▸ SHORT EXERCISE
Using the records provided below, locate and copy each line that contains the word "this".

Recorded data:
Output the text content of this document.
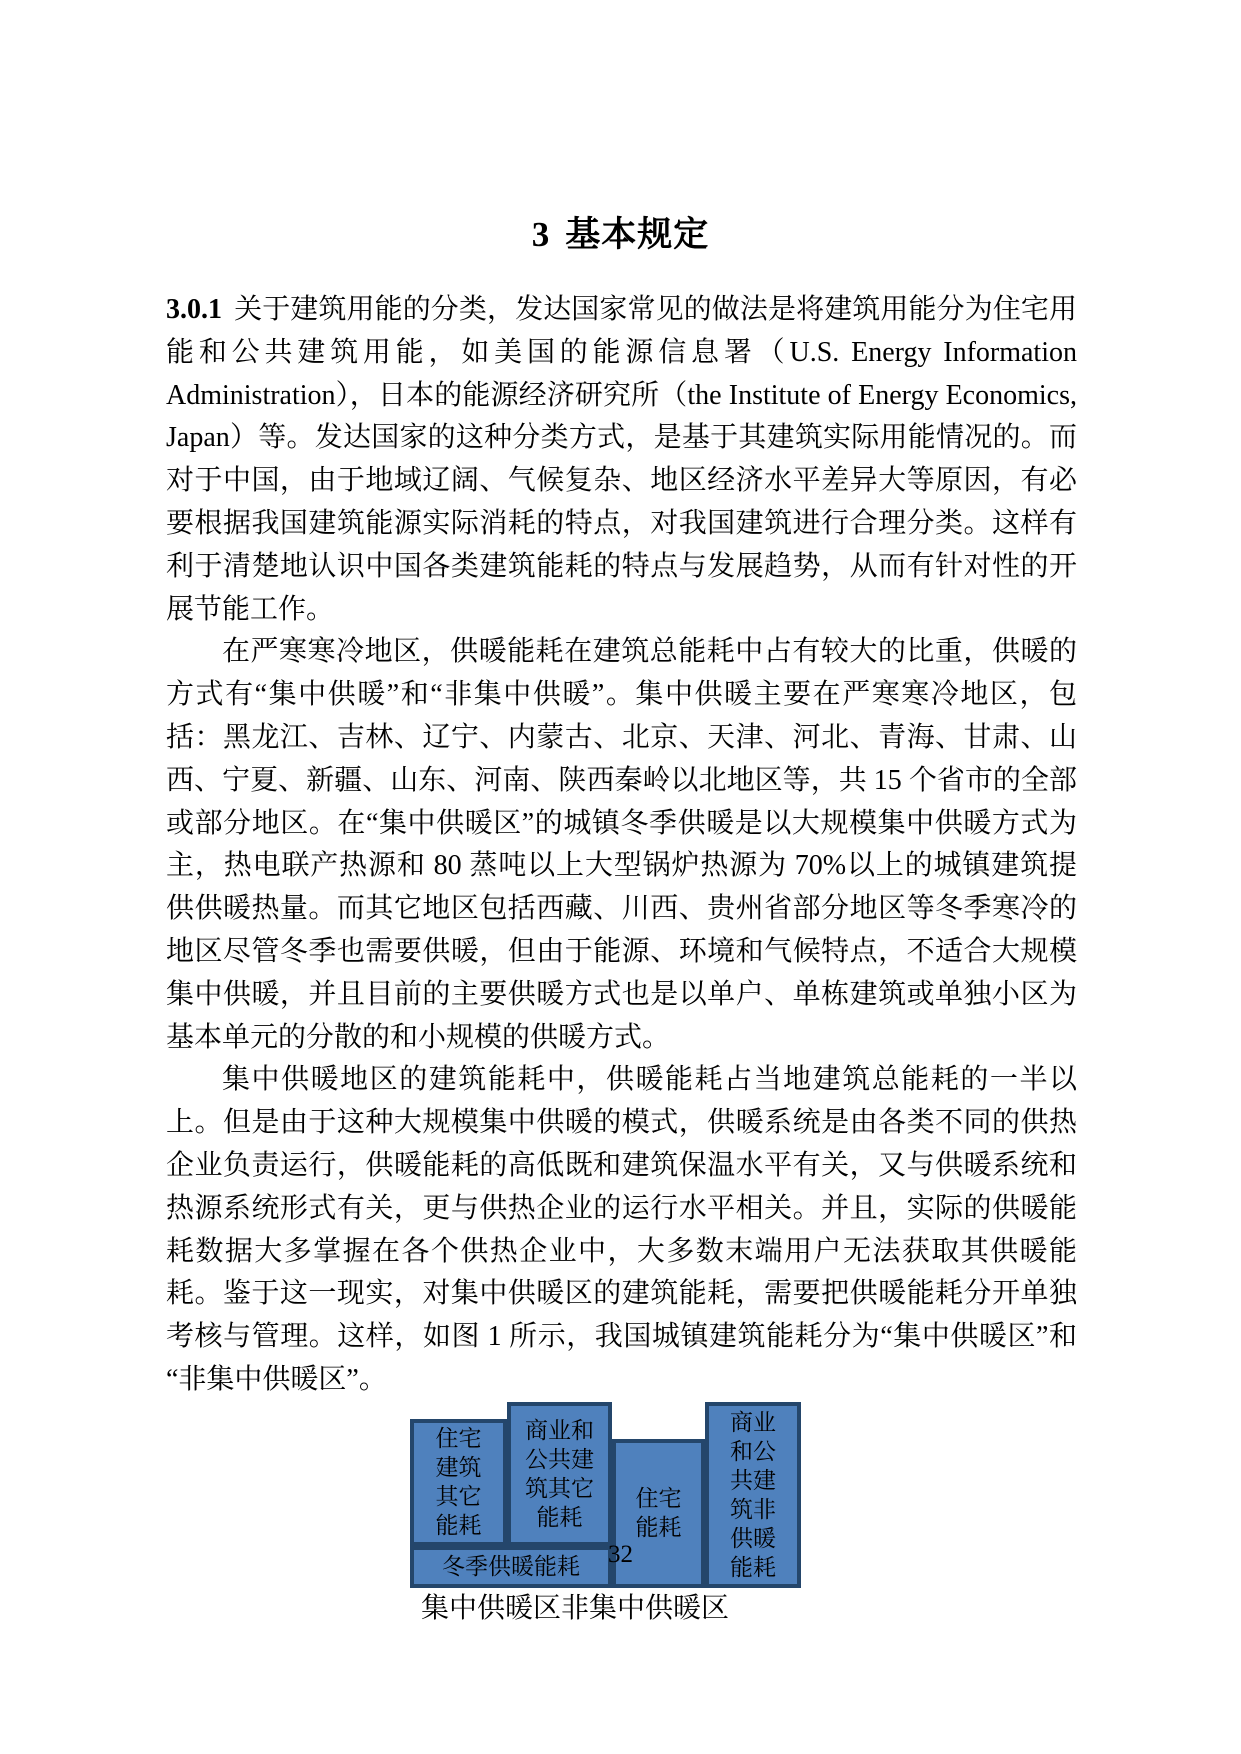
3 基本规定

3.0.1 关于建筑用能的分类，发达国家常见的做法是将建筑用能分为住宅用能和公共建筑用能，如美国的能源信息署（U.S. Energy Information Administration），日本的能源经济研究所（the Institute of Energy Economics, Japan）等。发达国家的这种分类方式，是基于其建筑实际用能情况的。而对于中国，由于地域辽阔、气候复杂、地区经济水平差异大等原因，有必要根据我国建筑能源实际消耗的特点，对我国建筑进行合理分类。这样有利于清楚地认识中国各类建筑能耗的特点与发展趋势，从而有针对性的开展节能工作。

在严寒寒冷地区，供暖能耗在建筑总能耗中占有较大的比重，供暖的方式有“集中供暖”和“非集中供暖”。集中供暖主要在严寒寒冷地区，包括：黑龙江、吉林、辽宁、内蒙古、北京、天津、河北、青海、甘肃、山西、宁夏、新疆、山东、河南、陕西秦岭以北地区等，共 15 个省市的全部或部分地区。在“集中供暖区”的城镇冬季供暖是以大规模集中供暖方式为主，热电联产热源和 80 蒸吨以上大型锅炉热源为 70%以上的城镇建筑提供供暖热量。而其它地区包括西藏、川西、贵州省部分地区等冬季寒冷的地区尽管冬季也需要供暖，但由于能源、环境和气候特点，不适合大规模集中供暖，并且目前的主要供暖方式也是以单户、单栋建筑或单独小区为基本单元的分散的和小规模的供暖方式。

集中供暖地区的建筑能耗中，供暖能耗占当地建筑总能耗的一半以上。但是由于这种大规模集中供暖的模式，供暖系统是由各类不同的供热企业负责运行，供暖能耗的高低既和建筑保温水平有关，又与供暖系统和热源系统形式有关，更与供热企业的运行水平相关。并且，实际的供暖能耗数据大多掌握在各个供热企业中，大多数末端用户无法获取其供暖能耗。鉴于这一现实，对集中供暖区的建筑能耗，需要把供暖能耗分开单独考核与管理。这样，如图 1 所示，我国城镇建筑能耗分为“集中供暖区”和“非集中供暖区”。

住宅建筑其它能耗
商业和公共建筑其它能耗
冬季供暖能耗
住宅能耗
商业和公共建筑非供暖能耗
集中供暖区非集中供暖区
32
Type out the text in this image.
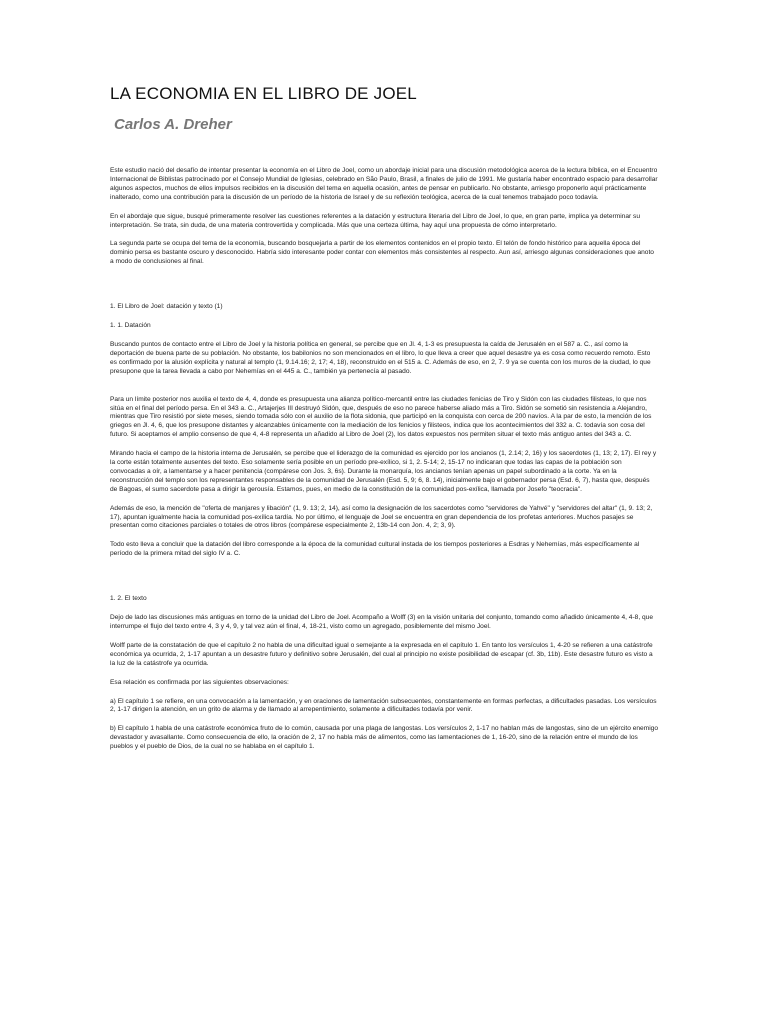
LA ECONOMIA EN EL LIBRO DE JOEL
Carlos A. Dreher

Este estudio nació del desafío de intentar presentar la economía en el Libro de Joel, como un abordaje inicial para una discusión metodológica acerca de la lectura bíblica, en el Encuentro Internacional de Biblistas patrocinado por el Consejo Mundial de Iglesias, celebrado en São Paulo, Brasil, a finales de julio de 1991. Me gustaría haber encontrado espacio para desarrollar algunos aspectos, muchos de ellos impulsos recibidos en la discusión del tema en aquella ocasión, antes de pensar en publicarlo. No obstante, arriesgo proponerlo aquí prácticamente inalterado, como una contribución para la discusión de un período de la historia de Israel y de su reflexión teológica, acerca de la cual tenemos trabajado poco todavía.

En el abordaje que sigue, busqué primeramente resolver las cuestiones referentes a la datación y estructura literaria del Libro de Joel, lo que, en gran parte, implica ya determinar su interpretación. Se trata, sin duda, de una materia controvertida y complicada. Más que una certeza última, hay aquí una propuesta de cómo interpretarlo.

La segunda parte se ocupa del tema de la economía, buscando bosquejarla a partir de los elementos contenidos en el propio texto. El telón de fondo histórico para aquella época del dominio persa es bastante oscuro y desconocido. Habría sido interesante poder contar con elementos más consistentes al respecto. Aun así, arriesgo algunas consideraciones que anoto a modo de conclusiones al final.

1. El Libro de Joel: datación y texto (1)

1. 1. Datación

Buscando puntos de contacto entre el Libro de Joel y la historia política en general, se percibe que en Jl. 4, 1-3 es presupuesta la caída de Jerusalén en el 587 a. C., así como la deportación de buena parte de su población. No obstante, los babilonios no son mencionados en el libro, lo que lleva a creer que aquel desastre ya es cosa como recuerdo remoto. Esto es confirmado por la alusión explícita y natural al templo (1, 9.14.16; 2, 17; 4, 18), reconstruido en el 515 a. C. Además de eso, en 2, 7. 9 ya se cuenta con los muros de la ciudad, lo que presupone que la tarea llevada a cabo por Nehemías en el 445 a. C., también ya pertenecía al pasado.

Para un límite posterior nos auxilia el texto de 4, 4, donde es presupuesta una alianza político-mercantil entre las ciudades fenicias de Tiro y Sidón con las ciudades filisteas, lo que nos sitúa en el final del período persa. En el 343 a. C., Artajerjes III destruyó Sidón, que, después de eso no parece haberse aliado más a Tiro. Sidón se sometió sin resistencia a Alejandro, mientras que Tiro resistió por siete meses, siendo tomada sólo con el auxilio de la flota sidonia, que participó en la conquista con cerca de 200 navíos. A la par de esto, la mención de los griegos en Jl. 4, 6, que los presupone distantes y alcanzables únicamente con la mediación de los fenicios y filisteos, indica que los acontecimientos del 332 a. C. todavía son cosa del futuro. Si aceptamos el amplio consenso de que 4, 4-8 representa un añadido al Libro de Joel (2), los datos expuestos nos permiten situar el texto más antiguo antes del 343 a. C.

Mirando hacia el campo de la historia interna de Jerusalén, se percibe que el liderazgo de la comunidad es ejercido por los ancianos (1, 2.14; 2, 16) y los sacerdotes (1, 13; 2, 17). El rey y la corte están totalmente ausentes del texto. Eso solamente sería posible en un período pre-exílico, si 1, 2. 5-14; 2, 15-17 no indicaran que todas las capas de la población son convocadas a oír, a lamentarse y a hacer penitencia (compárese con Jos. 3, 6s). Durante la monarquía, los ancianos tenían apenas un papel subordinado a la corte. Ya en la reconstrucción del templo son los representantes responsables de la comunidad de Jerusalén (Esd. 5, 9; 6, 8. 14), inicialmente bajo el gobernador persa (Esd. 6, 7), hasta que, después de Bagoas, el sumo sacerdote pasa a dirigir la gerousía. Estamos, pues, en medio de la constitución de la comunidad pos-exílica, llamada por Josefo "teocracia".

Además de eso, la mención de "oferta de manjares y libación" (1, 9. 13; 2, 14), así como la designación de los sacerdotes como "servidores de Yahvé" y "servidores del altar" (1, 9. 13; 2, 17), apuntan igualmente hacia la comunidad pos-exílica tardía. No por último, el lenguaje de Joel se encuentra en gran dependencia de los profetas anteriores. Muchos pasajes se presentan como citaciones parciales o totales de otros libros (compárese especialmente 2, 13b-14 con Jon. 4, 2; 3, 9).

Todo esto lleva a concluir que la datación del libro corresponde a la época de la comunidad cultural instada de los tiempos posteriores a Esdras y Nehemías, más específicamente al período de la primera mitad del siglo IV a. C.

1. 2. El texto

Dejo de lado las discusiones más antiguas en torno de la unidad del Libro de Joel. Acompaño a Wolff (3) en la visión unitaria del conjunto, tomando como añadido únicamente 4, 4-8, que interrumpe el flujo del texto entre 4, 3 y 4, 9, y tal vez aún el final, 4, 18-21, visto como un agregado, posiblemente del mismo Joel.

Wolff parte de la constatación de que el capítulo 2 no habla de una dificultad igual o semejante a la expresada en el capítulo 1. En tanto los versículos 1, 4-20 se refieren a una catástrofe económica ya ocurrida, 2, 1-17 apuntan a un desastre futuro y definitivo sobre Jerusalén, del cual al principio no existe posibilidad de escapar (cf. 3b, 11b). Este desastre futuro es visto a la luz de la catástrofe ya ocurrida.

Esa relación es confirmada por las siguientes observaciones:

a) El capítulo 1 se refiere, en una convocación a la lamentación, y en oraciones de lamentación subsecuentes, constantemente en formas perfectas, a dificultades pasadas. Los versículos 2, 1-17 dirigen la atención, en un grito de alarma y de llamado al arrepentimiento, solamente a dificultades todavía por venir.

b) El capítulo 1 habla de una catástrofe económica fruto de lo común, causada por una plaga de langostas. Los versículos 2, 1-17 no hablan más de langostas, sino de un ejército enemigo devastador y avasallante. Como consecuencia de ello, la oración de 2, 17 no habla más de alimentos, como las lamentaciones de 1, 16-20, sino de la relación entre el mundo de los pueblos y el pueblo de Dios, de la cual no se hablaba en el capítulo 1.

▸ CORRECT OUTPUT
Output the text content of this document.
Type out the text in this image.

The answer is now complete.